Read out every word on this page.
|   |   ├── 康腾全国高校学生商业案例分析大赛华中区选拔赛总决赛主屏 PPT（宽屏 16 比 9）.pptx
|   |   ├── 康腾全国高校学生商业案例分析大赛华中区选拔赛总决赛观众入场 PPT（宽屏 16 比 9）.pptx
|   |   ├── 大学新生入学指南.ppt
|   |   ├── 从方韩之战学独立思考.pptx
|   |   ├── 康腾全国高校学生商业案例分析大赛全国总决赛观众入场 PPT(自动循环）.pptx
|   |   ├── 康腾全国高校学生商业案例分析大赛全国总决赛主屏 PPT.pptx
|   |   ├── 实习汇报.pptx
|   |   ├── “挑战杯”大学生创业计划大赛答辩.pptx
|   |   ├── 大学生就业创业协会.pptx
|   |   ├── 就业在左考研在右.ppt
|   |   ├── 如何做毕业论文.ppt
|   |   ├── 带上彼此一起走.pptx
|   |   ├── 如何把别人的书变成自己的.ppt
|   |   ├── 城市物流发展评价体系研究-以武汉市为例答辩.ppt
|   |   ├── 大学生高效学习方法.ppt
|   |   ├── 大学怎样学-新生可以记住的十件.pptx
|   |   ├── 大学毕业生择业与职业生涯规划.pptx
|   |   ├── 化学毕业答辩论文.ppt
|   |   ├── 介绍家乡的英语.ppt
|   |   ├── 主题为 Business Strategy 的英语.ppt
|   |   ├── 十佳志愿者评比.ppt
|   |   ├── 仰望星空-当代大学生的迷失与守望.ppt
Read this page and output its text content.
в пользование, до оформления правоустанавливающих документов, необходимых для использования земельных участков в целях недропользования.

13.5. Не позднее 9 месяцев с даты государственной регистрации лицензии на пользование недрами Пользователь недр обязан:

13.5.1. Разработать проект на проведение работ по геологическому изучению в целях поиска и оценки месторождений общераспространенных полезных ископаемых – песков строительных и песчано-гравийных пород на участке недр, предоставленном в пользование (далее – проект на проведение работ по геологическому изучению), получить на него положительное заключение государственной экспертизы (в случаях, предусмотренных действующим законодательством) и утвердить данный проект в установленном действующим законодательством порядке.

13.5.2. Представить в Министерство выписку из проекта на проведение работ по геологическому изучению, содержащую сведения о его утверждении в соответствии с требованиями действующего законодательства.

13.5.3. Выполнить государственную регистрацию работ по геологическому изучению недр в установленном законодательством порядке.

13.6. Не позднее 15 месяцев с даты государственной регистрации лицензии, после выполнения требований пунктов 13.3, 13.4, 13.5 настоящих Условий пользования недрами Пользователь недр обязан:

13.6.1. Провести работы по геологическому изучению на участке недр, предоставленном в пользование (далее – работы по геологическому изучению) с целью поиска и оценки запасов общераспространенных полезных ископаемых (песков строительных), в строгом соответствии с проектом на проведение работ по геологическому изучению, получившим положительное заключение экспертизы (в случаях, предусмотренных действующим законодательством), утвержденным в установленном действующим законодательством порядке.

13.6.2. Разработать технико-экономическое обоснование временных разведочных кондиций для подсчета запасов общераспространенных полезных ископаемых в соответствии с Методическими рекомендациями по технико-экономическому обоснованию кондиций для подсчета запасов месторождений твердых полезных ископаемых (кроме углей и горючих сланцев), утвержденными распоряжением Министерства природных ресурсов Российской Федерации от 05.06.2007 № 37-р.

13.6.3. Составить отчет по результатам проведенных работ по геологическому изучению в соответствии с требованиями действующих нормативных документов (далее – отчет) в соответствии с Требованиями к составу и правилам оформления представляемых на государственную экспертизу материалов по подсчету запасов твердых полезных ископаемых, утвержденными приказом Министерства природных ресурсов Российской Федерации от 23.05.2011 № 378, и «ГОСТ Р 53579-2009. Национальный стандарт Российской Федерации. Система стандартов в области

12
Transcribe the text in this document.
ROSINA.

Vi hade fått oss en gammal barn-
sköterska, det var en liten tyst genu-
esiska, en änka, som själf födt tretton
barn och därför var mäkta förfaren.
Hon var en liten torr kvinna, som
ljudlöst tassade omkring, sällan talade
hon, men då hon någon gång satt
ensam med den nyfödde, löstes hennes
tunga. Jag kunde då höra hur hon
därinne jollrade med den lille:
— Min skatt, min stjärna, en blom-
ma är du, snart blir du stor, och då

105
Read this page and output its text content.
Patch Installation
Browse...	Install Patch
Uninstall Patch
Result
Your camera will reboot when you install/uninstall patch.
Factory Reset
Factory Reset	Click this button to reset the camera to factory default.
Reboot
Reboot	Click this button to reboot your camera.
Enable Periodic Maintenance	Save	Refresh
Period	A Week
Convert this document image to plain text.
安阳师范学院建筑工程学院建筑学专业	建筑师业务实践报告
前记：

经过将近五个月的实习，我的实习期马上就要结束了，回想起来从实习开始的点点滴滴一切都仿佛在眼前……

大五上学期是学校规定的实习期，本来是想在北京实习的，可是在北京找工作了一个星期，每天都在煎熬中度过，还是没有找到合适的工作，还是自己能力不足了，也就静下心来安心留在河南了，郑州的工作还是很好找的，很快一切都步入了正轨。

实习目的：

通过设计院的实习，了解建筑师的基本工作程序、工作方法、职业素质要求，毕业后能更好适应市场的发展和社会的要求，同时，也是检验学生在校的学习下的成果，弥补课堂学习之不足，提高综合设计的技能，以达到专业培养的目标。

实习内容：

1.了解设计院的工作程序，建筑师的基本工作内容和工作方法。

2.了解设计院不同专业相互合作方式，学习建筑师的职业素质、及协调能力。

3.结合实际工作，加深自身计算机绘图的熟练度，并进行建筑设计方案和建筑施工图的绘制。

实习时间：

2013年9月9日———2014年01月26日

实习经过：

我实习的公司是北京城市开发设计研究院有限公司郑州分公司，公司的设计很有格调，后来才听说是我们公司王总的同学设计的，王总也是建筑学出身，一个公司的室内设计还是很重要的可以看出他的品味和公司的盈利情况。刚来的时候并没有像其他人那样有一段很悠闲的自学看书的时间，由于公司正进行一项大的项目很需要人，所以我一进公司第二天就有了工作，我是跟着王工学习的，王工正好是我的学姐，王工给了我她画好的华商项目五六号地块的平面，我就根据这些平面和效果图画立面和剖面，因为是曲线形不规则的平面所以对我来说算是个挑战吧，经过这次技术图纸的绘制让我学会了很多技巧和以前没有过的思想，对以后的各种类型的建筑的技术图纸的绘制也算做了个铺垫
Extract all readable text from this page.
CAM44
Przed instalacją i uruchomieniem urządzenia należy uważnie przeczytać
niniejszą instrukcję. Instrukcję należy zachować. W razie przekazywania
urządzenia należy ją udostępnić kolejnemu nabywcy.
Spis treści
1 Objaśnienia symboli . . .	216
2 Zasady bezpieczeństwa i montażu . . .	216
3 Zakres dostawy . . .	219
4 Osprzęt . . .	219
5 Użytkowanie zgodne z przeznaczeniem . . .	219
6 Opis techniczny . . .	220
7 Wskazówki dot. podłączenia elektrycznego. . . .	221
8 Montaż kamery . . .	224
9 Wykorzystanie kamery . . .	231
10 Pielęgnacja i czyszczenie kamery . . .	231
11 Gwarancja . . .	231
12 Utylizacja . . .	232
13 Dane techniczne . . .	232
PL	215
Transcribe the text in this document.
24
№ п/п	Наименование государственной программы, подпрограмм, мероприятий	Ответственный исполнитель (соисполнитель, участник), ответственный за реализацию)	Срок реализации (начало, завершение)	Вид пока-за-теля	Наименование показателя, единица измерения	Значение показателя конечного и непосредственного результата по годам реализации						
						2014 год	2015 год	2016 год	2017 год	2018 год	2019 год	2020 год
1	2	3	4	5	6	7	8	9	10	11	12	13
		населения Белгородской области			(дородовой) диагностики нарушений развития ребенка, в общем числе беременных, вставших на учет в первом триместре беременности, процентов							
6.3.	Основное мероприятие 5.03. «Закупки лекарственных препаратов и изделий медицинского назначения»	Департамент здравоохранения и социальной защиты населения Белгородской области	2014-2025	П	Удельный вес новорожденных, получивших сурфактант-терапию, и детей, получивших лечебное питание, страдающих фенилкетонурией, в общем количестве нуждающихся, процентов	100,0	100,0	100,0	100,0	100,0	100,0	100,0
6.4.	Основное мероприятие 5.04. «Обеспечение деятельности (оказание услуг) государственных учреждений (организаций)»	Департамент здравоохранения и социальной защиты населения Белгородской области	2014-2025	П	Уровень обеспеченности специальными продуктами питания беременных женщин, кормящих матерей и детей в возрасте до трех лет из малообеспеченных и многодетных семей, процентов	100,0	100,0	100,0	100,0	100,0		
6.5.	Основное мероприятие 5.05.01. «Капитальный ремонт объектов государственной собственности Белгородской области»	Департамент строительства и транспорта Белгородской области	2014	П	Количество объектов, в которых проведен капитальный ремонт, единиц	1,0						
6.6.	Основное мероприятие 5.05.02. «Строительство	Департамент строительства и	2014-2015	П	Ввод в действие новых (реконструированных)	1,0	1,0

.....

(Set problem) Gather every line from the entries above where the word "даты" appears, and copy them.

(Result)
13.5. Не позднее 9 месяцев с даты государственной регистрации лицензии на пользование недрами Пользователь недр обязан:
13.6. Не позднее 15 месяцев с даты государственной регистрации лицензии, после выполнения требований пунктов 13.3, 13.4, 13.5 настоящих Условий пользования недрами Пользователь недр обязан:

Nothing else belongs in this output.